- RECORDS SHOWN
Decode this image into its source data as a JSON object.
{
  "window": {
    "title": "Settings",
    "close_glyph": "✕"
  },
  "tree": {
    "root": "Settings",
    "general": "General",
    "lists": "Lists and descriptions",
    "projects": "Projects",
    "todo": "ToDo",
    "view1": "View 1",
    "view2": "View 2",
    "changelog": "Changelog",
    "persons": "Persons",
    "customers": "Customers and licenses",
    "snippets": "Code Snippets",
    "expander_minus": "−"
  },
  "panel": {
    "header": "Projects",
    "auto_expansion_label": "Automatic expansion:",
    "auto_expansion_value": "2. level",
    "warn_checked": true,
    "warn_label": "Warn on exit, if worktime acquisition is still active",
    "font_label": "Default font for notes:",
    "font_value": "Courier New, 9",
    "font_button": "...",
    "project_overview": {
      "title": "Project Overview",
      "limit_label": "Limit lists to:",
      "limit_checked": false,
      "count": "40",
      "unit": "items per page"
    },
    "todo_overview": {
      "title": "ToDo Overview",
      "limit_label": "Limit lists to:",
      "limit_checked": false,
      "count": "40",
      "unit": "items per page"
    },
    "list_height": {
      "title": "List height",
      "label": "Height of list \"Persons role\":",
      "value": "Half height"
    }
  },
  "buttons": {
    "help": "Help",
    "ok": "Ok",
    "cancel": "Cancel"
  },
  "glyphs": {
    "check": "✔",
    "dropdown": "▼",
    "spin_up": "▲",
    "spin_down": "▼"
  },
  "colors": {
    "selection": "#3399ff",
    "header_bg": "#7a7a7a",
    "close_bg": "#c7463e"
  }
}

- EXERCISE DETAILS
Identify lines with the string "title". Copy each one.

- ANSWER TO THIS EXERCISE
    "title": "Settings",
      "title": "Project Overview",
      "title": "ToDo Overview",
      "title": "List height",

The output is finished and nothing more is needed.